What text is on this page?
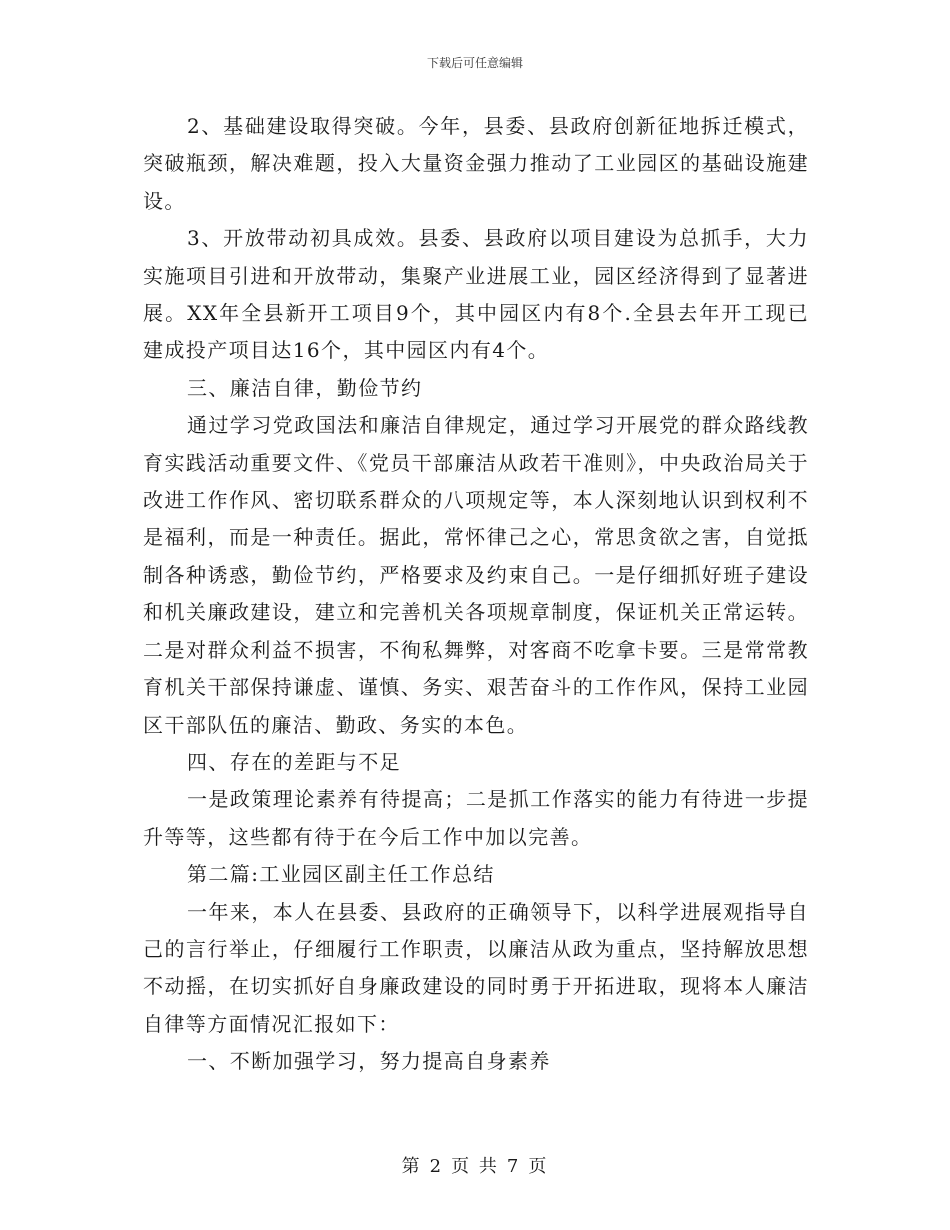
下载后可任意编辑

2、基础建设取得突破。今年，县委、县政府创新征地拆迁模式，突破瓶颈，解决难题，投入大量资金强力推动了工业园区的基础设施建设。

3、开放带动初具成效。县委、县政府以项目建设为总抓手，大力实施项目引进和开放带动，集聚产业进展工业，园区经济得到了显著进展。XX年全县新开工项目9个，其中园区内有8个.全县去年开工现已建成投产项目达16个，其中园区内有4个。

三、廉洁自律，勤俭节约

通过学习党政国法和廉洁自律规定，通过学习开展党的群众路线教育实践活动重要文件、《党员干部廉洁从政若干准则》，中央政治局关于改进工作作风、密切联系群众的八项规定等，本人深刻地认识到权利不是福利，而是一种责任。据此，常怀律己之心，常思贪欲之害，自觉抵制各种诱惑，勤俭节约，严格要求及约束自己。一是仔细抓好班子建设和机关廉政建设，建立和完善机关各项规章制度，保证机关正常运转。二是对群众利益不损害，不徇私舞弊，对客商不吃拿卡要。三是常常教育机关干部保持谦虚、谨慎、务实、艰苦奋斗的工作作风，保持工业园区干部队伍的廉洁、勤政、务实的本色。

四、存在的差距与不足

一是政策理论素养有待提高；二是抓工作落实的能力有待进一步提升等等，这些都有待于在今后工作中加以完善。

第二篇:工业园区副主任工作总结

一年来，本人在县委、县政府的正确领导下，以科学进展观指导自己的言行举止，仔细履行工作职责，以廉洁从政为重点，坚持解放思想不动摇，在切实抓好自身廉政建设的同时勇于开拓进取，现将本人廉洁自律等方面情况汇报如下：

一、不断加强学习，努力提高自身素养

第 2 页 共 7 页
= = = =
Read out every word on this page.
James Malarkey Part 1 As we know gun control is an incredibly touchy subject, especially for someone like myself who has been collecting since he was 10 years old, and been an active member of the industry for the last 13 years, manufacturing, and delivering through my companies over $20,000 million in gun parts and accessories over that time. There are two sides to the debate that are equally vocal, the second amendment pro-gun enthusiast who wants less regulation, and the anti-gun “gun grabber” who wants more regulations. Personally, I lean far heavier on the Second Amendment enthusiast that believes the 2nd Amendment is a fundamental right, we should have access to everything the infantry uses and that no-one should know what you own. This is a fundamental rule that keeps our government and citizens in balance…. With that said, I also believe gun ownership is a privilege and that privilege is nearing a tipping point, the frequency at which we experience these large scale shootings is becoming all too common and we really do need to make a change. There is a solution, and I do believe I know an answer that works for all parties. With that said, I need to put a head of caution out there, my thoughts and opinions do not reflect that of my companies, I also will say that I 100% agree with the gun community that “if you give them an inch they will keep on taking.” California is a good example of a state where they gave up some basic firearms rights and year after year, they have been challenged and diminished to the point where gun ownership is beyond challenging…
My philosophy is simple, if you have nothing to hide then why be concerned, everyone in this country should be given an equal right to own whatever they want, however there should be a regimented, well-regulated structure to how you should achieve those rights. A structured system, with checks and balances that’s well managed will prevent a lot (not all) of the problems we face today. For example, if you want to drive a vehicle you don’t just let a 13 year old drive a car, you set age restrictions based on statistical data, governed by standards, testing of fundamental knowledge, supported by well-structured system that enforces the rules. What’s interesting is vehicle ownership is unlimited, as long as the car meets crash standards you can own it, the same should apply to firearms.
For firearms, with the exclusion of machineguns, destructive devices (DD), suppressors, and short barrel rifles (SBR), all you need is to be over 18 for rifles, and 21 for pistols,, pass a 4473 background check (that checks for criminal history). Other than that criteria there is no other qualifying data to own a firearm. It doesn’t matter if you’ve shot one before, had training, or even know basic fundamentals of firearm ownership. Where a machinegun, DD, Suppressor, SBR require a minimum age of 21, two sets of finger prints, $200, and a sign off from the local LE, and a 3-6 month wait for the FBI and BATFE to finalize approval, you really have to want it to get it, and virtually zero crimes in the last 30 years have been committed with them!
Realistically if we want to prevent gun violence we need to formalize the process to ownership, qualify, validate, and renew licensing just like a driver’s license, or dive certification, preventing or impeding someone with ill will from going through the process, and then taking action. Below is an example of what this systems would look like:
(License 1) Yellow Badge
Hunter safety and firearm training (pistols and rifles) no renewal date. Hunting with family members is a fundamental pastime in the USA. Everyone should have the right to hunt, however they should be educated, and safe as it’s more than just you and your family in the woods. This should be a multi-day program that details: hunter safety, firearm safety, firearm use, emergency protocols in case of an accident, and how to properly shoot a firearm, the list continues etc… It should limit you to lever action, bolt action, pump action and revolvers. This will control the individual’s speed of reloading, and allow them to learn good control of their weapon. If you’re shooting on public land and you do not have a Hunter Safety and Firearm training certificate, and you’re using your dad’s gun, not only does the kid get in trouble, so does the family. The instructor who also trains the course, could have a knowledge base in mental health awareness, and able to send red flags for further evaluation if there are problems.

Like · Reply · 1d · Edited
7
= = = =
**Description of the task:** Give the count of lines that hold the word "勤俭节约", with nothing added.

**Written solution:** 2